**Exercise aim:**
Reproduce only this part of the listing: the line with "Read this page and output its text content.", plus every line after it through the last.

**Supplied entries:**
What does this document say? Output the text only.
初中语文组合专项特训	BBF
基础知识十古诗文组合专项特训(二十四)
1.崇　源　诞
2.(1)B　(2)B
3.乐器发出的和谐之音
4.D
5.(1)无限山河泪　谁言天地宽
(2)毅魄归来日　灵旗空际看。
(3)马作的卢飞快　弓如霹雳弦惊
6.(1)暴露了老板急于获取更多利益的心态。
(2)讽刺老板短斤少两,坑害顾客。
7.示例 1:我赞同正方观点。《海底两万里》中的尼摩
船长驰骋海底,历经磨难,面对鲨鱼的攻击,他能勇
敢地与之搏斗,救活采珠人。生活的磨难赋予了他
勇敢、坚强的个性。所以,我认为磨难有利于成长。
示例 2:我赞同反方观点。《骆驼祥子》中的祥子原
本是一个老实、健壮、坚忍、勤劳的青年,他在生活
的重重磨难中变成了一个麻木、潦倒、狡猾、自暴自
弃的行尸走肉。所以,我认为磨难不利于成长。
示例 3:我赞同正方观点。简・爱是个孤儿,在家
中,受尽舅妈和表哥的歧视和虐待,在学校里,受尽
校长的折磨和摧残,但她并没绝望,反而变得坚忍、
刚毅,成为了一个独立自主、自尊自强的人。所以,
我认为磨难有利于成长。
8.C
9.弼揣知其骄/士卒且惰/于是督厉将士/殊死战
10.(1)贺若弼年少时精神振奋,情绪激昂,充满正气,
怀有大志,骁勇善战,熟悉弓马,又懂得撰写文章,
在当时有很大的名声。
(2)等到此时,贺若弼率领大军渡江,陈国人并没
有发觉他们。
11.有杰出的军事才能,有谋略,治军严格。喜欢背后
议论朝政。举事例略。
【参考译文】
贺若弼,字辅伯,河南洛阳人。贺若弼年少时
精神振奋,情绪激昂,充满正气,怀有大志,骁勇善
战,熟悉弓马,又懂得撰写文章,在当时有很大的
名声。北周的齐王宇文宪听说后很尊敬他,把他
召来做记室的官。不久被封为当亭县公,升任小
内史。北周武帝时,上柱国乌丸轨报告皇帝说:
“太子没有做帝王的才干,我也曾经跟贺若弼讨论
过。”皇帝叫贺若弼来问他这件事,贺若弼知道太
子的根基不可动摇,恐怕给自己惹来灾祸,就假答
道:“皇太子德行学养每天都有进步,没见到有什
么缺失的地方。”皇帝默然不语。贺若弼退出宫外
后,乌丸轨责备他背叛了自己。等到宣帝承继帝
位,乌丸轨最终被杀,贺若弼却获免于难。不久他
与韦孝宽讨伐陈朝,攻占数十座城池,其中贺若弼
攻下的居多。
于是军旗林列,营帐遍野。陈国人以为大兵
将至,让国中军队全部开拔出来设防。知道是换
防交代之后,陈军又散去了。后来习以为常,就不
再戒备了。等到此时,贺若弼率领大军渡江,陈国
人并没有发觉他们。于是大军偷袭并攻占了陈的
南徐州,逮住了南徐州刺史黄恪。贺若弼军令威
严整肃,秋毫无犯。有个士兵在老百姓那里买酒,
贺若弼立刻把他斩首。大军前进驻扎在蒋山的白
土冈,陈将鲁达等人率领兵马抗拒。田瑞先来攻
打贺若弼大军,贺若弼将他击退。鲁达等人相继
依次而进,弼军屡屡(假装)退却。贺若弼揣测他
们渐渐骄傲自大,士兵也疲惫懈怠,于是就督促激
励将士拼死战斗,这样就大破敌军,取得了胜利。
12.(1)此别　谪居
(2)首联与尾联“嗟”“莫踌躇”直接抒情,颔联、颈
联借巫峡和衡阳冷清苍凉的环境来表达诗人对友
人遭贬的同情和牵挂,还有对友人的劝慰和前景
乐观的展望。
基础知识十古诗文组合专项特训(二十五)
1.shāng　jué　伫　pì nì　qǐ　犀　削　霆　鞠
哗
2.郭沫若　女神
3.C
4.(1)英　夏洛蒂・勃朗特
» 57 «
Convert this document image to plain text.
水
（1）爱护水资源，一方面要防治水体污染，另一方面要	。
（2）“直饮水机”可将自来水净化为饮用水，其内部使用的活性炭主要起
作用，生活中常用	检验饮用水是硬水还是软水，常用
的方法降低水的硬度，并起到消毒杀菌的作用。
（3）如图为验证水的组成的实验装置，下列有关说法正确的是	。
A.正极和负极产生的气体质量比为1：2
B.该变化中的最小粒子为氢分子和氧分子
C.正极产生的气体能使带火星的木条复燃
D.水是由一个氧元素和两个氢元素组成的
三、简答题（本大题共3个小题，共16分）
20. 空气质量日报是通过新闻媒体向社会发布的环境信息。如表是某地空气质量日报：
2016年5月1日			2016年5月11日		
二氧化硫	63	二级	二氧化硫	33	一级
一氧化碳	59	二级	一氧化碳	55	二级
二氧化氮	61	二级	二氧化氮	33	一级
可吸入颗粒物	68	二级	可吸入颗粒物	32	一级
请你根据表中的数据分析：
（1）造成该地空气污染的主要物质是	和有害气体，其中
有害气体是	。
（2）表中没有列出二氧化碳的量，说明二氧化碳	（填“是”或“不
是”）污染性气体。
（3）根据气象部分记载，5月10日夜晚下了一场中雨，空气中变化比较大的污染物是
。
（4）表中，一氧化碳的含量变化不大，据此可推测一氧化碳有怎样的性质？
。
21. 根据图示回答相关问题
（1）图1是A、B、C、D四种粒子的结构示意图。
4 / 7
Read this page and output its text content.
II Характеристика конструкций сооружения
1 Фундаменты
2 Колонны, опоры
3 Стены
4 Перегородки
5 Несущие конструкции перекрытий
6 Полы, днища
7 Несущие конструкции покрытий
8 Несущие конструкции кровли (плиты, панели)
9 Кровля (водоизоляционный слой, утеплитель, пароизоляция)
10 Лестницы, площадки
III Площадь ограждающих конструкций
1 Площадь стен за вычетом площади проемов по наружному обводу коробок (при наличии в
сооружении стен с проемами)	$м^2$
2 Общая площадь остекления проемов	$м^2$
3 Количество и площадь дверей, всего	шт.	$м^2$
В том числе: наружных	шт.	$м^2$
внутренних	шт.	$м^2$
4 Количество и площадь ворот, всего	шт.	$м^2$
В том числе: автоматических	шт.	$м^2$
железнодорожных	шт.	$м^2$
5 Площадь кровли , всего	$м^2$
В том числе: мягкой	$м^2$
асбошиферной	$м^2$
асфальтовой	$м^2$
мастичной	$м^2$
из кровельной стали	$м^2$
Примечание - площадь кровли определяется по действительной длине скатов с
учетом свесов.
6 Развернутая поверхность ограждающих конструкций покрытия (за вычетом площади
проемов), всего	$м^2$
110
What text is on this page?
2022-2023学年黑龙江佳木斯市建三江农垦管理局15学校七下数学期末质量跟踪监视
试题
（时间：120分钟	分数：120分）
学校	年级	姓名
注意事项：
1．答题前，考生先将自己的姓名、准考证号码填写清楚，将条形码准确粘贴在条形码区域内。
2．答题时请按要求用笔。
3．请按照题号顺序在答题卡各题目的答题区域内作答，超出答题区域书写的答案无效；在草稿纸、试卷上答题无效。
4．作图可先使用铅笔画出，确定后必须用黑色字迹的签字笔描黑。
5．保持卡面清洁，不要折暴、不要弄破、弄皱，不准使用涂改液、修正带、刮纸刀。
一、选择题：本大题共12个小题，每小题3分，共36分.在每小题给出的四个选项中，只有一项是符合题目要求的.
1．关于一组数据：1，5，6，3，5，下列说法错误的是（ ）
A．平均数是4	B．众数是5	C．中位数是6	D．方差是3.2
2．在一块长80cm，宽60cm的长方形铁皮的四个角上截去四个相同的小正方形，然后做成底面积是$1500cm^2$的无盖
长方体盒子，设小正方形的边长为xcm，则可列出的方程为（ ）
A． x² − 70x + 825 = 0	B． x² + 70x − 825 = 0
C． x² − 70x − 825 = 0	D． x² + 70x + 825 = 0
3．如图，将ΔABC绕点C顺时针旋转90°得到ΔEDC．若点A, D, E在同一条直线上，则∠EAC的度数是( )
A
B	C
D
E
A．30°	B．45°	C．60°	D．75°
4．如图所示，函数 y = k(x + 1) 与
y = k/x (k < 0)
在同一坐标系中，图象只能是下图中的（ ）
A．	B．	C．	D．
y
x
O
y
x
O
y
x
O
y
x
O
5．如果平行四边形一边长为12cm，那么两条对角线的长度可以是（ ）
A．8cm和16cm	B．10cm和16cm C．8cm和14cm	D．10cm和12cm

**Result of this exercise:**
Read this page and output its text content.
II Характеристика конструкций сооружения
1 Фундаменты
2 Колонны, опоры
3 Стены
4 Перегородки
5 Несущие конструкции перекрытий
6 Полы, днища
7 Несущие конструкции покрытий
8 Несущие конструкции кровли (плиты, панели)
9 Кровля (водоизоляционный слой, утеплитель, пароизоляция)
10 Лестницы, площадки
III Площадь ограждающих конструкций
1 Площадь стен за вычетом площади проемов по наружному обводу коробок (при наличии в
сооружении стен с проемами)	$м^2$
2 Общая площадь остекления проемов	$м^2$
3 Количество и площадь дверей, всего	шт.	$м^2$
В том числе: наружных	шт.	$м^2$
внутренних	шт.	$м^2$
4 Количество и площадь ворот, всего	шт.	$м^2$
В том числе: автоматических	шт.	$м^2$
железнодорожных	шт.	$м^2$
5 Площадь кровли , всего	$м^2$
В том числе: мягкой	$м^2$
асбошиферной	$м^2$
асфальтовой	$м^2$
мастичной	$м^2$
из кровельной стали	$м^2$
Примечание - площадь кровли определяется по действительной длине скатов с
учетом свесов.
6 Развернутая поверхность ограждающих конструкций покрытия (за вычетом площади
проемов), всего	$м^2$
110
What text is on this page?
2022-2023学年黑龙江佳木斯市建三江农垦管理局15学校七下数学期末质量跟踪监视
试题
（时间：120分钟	分数：120分）
学校	年级	姓名
注意事项：
1．答题前，考生先将自己的姓名、准考证号码填写清楚，将条形码准确粘贴在条形码区域内。
2．答题时请按要求用笔。
3．请按照题号顺序在答题卡各题目的答题区域内作答，超出答题区域书写的答案无效；在草稿纸、试卷上答题无效。
4．作图可先使用铅笔画出，确定后必须用黑色字迹的签字笔描黑。
5．保持卡面清洁，不要折暴、不要弄破、弄皱，不准使用涂改液、修正带、刮纸刀。
一、选择题：本大题共12个小题，每小题3分，共36分.在每小题给出的四个选项中，只有一项是符合题目要求的.
1．关于一组数据：1，5，6，3，5，下列说法错误的是（ ）
A．平均数是4	B．众数是5	C．中位数是6	D．方差是3.2
2．在一块长80cm，宽60cm的长方形铁皮的四个角上截去四个相同的小正方形，然后做成底面积是$1500cm^2$的无盖
长方体盒子，设小正方形的边长为xcm，则可列出的方程为（ ）
A． x² − 70x + 825 = 0	B． x² + 70x − 825 = 0
C． x² − 70x − 825 = 0	D． x² + 70x + 825 = 0
3．如图，将ΔABC绕点C顺时针旋转90°得到ΔEDC．若点A, D, E在同一条直线上，则∠EAC的度数是( )
A
B	C
D
E
A．30°	B．45°	C．60°	D．75°
4．如图所示，函数 y = k(x + 1) 与
y = k/x (k < 0)
在同一坐标系中，图象只能是下图中的（ ）
A．	B．	C．	D．
y
x
O
y
x
O
y
x
O
y
x
O
5．如果平行四边形一边长为12cm，那么两条对角线的长度可以是（ ）
A．8cm和16cm	B．10cm和16cm C．8cm和14cm	D．10cm和12cm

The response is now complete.